**Goal:** Give the entries again, word for word.

+===+

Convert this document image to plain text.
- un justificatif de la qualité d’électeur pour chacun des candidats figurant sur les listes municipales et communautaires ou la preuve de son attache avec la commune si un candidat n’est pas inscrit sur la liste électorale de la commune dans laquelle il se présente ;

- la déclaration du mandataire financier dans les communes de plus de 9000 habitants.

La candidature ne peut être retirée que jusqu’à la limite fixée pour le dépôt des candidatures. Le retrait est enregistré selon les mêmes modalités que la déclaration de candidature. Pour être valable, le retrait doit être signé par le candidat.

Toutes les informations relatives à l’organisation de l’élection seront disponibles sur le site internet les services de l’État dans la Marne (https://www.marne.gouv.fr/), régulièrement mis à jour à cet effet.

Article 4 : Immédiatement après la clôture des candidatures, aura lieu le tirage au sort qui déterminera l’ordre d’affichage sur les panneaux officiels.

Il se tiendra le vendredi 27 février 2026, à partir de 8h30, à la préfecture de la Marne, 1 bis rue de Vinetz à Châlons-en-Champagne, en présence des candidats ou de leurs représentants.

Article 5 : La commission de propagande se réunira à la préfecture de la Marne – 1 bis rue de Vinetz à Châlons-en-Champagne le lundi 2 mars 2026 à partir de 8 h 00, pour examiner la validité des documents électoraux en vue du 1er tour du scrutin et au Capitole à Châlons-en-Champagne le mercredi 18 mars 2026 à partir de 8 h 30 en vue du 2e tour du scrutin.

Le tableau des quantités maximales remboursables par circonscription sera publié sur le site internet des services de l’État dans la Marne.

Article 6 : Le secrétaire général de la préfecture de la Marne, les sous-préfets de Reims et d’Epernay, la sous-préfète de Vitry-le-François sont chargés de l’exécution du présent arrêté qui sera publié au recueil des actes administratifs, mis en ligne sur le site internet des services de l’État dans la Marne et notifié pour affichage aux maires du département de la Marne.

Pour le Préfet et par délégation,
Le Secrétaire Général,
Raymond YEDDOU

+===+

**Answer to the exercise:**
Convert this document image to plain text.
- un justificatif de la qualité d’électeur pour chacun des candidats figurant sur les listes municipales et communautaires ou la preuve de son attache avec la commune si un candidat n’est pas inscrit sur la liste électorale de la commune dans laquelle il se présente ;

- la déclaration du mandataire financier dans les communes de plus de 9000 habitants.

La candidature ne peut être retirée que jusqu’à la limite fixée pour le dépôt des candidatures. Le retrait est enregistré selon les mêmes modalités que la déclaration de candidature. Pour être valable, le retrait doit être signé par le candidat.

Toutes les informations relatives à l’organisation de l’élection seront disponibles sur le site internet les services de l’État dans la Marne (https://www.marne.gouv.fr/), régulièrement mis à jour à cet effet.

Article 4 : Immédiatement après la clôture des candidatures, aura lieu le tirage au sort qui déterminera l’ordre d’affichage sur les panneaux officiels.

Il se tiendra le vendredi 27 février 2026, à partir de 8h30, à la préfecture de la Marne, 1 bis rue de Vinetz à Châlons-en-Champagne, en présence des candidats ou de leurs représentants.

Article 5 : La commission de propagande se réunira à la préfecture de la Marne – 1 bis rue de Vinetz à Châlons-en-Champagne le lundi 2 mars 2026 à partir de 8 h 00, pour examiner la validité des documents électoraux en vue du 1er tour du scrutin et au Capitole à Châlons-en-Champagne le mercredi 18 mars 2026 à partir de 8 h 30 en vue du 2e tour du scrutin.

Le tableau des quantités maximales remboursables par circonscription sera publié sur le site internet des services de l’État dans la Marne.

Article 6 : Le secrétaire général de la préfecture de la Marne, les sous-préfets de Reims et d’Epernay, la sous-préfète de Vitry-le-François sont chargés de l’exécution du présent arrêté qui sera publié au recueil des actes administratifs, mis en ligne sur le site internet des services de l’État dans la Marne et notifié pour affichage aux maires du département de la Marne.

Pour le Préfet et par délégation,
Le Secrétaire Général,
Raymond YEDDOU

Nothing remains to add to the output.